DIRECTIONS FOR THIS TASK:
Lines containing the word "ASTERUSDT" should be extracted in full.

(Collected data)
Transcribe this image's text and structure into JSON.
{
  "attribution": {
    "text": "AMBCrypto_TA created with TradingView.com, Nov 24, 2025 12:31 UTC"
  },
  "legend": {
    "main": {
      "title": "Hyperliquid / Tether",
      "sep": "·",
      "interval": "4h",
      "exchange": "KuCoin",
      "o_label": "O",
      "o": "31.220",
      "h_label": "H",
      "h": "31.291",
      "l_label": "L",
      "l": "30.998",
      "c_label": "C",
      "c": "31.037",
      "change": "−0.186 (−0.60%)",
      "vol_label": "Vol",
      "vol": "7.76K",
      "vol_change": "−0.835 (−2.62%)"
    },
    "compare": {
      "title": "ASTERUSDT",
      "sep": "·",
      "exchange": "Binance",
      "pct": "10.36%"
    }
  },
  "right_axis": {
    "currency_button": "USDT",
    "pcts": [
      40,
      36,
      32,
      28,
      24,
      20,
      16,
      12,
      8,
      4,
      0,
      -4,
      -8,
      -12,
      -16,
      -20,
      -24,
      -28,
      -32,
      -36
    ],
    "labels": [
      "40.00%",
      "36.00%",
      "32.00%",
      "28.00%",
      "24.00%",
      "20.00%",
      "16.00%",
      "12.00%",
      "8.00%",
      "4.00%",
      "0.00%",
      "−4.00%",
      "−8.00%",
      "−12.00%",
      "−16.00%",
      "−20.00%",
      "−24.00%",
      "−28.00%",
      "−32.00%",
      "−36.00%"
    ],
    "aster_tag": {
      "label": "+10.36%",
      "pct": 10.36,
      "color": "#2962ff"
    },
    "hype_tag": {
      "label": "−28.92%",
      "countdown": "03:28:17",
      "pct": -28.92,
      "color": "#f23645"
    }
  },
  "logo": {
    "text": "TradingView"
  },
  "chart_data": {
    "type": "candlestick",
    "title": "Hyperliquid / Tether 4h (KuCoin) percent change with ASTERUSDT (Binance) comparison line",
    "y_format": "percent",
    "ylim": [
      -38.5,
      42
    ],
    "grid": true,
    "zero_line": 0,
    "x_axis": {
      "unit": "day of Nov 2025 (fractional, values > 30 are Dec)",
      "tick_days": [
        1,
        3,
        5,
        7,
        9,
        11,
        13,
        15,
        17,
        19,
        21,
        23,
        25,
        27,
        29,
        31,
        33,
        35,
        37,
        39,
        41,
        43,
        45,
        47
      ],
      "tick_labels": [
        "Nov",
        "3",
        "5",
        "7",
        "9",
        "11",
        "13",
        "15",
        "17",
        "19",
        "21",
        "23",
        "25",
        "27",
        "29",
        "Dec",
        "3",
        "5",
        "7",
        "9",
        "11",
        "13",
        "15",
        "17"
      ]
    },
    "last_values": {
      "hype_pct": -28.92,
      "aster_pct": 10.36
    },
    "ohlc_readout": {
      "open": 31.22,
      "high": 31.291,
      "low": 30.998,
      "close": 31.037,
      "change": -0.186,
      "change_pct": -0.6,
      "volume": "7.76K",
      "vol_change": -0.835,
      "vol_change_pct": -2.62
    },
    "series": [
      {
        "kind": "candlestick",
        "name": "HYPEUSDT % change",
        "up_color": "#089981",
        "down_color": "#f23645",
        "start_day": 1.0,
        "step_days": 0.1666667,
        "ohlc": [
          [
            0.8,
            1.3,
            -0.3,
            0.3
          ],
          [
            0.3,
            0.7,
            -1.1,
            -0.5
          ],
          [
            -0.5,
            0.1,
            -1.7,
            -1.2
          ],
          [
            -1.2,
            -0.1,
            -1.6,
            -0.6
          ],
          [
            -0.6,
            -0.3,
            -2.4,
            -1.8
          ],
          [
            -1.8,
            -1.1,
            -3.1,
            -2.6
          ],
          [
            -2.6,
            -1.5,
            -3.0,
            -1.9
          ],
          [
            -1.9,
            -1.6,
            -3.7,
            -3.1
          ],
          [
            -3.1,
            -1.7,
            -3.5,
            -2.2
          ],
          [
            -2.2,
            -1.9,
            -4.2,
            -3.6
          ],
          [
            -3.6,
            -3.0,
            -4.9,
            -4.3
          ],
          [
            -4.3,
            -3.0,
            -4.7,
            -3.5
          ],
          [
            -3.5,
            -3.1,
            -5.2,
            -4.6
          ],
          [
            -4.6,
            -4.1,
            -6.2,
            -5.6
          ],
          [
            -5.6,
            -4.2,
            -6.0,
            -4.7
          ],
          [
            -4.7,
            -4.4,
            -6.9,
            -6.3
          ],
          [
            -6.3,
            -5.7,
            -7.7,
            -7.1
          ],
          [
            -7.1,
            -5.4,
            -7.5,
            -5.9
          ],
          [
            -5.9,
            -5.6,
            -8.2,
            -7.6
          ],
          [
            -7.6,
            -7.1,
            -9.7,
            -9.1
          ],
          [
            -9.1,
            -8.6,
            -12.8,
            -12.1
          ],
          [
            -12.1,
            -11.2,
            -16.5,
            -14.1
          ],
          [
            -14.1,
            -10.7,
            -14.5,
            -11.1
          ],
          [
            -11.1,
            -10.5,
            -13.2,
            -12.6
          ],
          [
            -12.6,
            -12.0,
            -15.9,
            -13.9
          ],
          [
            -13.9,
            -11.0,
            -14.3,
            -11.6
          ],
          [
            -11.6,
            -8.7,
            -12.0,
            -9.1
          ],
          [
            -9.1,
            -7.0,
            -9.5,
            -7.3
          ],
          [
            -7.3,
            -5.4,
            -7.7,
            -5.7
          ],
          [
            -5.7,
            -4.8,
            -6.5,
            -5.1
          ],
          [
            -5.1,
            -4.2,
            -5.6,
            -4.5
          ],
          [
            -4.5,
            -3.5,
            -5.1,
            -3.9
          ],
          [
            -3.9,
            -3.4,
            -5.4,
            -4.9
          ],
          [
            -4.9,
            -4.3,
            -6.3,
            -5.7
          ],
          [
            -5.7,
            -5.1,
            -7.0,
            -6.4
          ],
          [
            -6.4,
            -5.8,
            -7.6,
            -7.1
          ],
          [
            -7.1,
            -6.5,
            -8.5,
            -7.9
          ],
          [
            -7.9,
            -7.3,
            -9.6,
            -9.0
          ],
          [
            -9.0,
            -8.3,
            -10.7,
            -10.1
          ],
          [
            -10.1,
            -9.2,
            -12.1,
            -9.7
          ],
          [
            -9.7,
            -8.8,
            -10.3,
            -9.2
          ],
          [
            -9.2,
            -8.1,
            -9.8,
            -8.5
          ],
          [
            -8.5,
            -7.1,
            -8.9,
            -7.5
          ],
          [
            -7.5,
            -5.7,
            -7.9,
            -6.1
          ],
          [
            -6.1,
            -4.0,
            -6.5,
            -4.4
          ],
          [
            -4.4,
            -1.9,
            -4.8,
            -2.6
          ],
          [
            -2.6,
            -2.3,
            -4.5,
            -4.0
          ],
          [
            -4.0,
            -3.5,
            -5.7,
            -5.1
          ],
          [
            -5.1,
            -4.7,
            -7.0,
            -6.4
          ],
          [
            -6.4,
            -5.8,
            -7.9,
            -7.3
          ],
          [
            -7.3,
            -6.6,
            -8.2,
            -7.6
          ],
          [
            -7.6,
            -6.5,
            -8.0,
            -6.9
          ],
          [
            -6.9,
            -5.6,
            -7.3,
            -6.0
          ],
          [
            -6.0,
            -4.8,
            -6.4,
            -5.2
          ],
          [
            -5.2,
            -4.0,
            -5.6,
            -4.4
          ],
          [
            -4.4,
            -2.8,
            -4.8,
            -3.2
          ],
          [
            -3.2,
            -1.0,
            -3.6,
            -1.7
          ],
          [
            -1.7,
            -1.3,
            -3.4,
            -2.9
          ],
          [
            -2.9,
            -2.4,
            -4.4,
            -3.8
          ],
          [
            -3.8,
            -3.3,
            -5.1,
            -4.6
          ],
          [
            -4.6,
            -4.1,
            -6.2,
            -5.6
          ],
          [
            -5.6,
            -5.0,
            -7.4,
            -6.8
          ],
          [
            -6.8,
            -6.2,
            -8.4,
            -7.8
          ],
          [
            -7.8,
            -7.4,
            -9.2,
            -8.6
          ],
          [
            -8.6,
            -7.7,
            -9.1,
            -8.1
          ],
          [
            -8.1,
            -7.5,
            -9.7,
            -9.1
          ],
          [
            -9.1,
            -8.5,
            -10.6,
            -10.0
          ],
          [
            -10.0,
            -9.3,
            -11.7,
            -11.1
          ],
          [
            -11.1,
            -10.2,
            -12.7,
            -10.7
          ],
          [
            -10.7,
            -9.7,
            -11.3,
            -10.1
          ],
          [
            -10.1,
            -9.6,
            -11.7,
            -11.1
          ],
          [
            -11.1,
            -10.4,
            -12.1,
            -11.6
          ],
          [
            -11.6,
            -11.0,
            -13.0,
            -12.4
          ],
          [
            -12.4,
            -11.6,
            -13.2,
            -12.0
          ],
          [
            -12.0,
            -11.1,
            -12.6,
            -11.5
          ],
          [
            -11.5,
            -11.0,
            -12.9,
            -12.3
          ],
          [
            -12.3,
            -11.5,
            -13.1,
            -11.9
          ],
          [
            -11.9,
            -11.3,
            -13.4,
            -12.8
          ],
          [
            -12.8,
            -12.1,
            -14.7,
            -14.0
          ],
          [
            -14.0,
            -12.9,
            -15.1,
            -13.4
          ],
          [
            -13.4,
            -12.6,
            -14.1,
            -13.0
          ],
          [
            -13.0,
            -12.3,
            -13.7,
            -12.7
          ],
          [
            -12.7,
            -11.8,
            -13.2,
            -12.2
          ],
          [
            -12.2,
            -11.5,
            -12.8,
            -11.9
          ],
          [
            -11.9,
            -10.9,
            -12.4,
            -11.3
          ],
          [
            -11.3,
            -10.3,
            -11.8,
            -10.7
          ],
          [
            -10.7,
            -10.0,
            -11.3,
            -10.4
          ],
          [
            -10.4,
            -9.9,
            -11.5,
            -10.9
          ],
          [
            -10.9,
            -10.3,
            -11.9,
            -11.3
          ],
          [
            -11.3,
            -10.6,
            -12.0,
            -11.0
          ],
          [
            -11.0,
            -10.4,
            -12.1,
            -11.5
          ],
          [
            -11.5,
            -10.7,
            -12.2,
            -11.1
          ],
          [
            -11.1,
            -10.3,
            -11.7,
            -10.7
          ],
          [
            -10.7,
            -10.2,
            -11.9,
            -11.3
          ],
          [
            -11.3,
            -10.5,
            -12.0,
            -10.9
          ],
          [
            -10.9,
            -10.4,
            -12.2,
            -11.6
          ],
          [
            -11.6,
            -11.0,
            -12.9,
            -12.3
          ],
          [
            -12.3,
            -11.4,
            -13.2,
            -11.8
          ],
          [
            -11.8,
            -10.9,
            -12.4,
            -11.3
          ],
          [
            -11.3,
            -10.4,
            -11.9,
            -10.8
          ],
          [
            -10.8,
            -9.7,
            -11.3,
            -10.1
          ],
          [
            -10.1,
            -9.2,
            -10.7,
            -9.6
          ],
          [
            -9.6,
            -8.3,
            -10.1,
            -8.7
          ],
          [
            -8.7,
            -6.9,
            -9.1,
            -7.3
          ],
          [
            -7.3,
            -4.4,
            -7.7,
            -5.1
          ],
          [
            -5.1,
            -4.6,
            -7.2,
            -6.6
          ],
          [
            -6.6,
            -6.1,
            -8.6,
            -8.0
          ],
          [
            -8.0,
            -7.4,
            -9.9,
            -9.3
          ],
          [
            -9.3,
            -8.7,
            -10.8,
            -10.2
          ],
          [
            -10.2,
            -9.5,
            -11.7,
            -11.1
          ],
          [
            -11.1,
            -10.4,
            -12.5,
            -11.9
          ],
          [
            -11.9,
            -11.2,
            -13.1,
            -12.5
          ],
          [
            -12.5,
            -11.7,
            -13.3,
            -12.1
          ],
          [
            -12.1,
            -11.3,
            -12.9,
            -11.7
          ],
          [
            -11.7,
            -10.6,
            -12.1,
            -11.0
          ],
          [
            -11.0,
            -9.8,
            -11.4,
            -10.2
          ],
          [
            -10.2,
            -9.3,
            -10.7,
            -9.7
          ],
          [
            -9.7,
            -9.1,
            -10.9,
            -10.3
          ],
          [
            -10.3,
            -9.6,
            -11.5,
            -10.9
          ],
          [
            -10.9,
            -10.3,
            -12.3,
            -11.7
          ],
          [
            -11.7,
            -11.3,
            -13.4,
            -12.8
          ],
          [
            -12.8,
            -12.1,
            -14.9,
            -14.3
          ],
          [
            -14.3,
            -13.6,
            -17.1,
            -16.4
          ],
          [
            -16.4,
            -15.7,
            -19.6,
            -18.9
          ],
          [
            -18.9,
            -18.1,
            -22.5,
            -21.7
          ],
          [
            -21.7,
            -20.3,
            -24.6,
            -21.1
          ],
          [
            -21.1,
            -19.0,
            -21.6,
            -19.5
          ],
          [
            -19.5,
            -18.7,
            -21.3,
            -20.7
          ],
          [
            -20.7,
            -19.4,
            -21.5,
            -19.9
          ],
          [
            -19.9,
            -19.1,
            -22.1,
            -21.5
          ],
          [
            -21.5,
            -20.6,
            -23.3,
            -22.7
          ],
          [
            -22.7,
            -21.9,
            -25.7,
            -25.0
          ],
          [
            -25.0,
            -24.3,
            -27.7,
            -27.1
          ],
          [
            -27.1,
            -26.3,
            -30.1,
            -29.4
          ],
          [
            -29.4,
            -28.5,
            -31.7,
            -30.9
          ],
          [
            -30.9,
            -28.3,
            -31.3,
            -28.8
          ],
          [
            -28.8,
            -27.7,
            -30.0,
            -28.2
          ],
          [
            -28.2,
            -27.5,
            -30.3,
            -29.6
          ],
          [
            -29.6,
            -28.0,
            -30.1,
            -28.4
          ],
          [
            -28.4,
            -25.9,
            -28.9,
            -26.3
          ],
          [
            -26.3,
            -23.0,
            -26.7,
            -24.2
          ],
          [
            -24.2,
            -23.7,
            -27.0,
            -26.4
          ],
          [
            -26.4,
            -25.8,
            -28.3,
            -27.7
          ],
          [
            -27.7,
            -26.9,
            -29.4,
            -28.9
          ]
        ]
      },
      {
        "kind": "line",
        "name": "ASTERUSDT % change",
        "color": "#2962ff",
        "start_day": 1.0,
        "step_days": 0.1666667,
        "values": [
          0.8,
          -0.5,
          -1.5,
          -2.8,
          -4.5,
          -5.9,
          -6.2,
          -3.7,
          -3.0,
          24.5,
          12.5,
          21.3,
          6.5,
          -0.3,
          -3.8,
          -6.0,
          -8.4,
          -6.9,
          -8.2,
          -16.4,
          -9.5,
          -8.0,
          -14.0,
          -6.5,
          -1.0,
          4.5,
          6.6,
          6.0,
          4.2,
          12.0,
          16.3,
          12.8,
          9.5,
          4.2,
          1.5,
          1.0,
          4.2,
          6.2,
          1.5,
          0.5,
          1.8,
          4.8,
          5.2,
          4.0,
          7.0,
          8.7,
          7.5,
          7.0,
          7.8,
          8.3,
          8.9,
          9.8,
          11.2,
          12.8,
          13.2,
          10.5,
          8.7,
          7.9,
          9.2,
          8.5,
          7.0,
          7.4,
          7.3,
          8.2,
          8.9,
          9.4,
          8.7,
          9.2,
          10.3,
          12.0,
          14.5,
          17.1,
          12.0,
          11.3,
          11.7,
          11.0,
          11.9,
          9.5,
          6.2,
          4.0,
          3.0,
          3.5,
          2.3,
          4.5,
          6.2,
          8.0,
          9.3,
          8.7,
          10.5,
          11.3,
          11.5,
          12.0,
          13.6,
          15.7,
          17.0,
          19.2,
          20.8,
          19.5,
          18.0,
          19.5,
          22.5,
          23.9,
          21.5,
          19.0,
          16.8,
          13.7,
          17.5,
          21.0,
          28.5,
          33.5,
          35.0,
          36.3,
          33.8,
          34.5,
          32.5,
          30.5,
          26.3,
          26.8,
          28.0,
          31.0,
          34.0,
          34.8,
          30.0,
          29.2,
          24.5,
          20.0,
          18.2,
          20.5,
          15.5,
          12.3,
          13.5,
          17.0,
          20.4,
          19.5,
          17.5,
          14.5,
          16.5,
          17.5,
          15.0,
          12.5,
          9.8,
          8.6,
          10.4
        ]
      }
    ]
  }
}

ANSWER:
      "title": "ASTERUSDT",
    "title": "Hyperliquid / Tether 4h (KuCoin) percent change with ASTERUSDT (Binance) comparison line",
        "name": "ASTERUSDT % change",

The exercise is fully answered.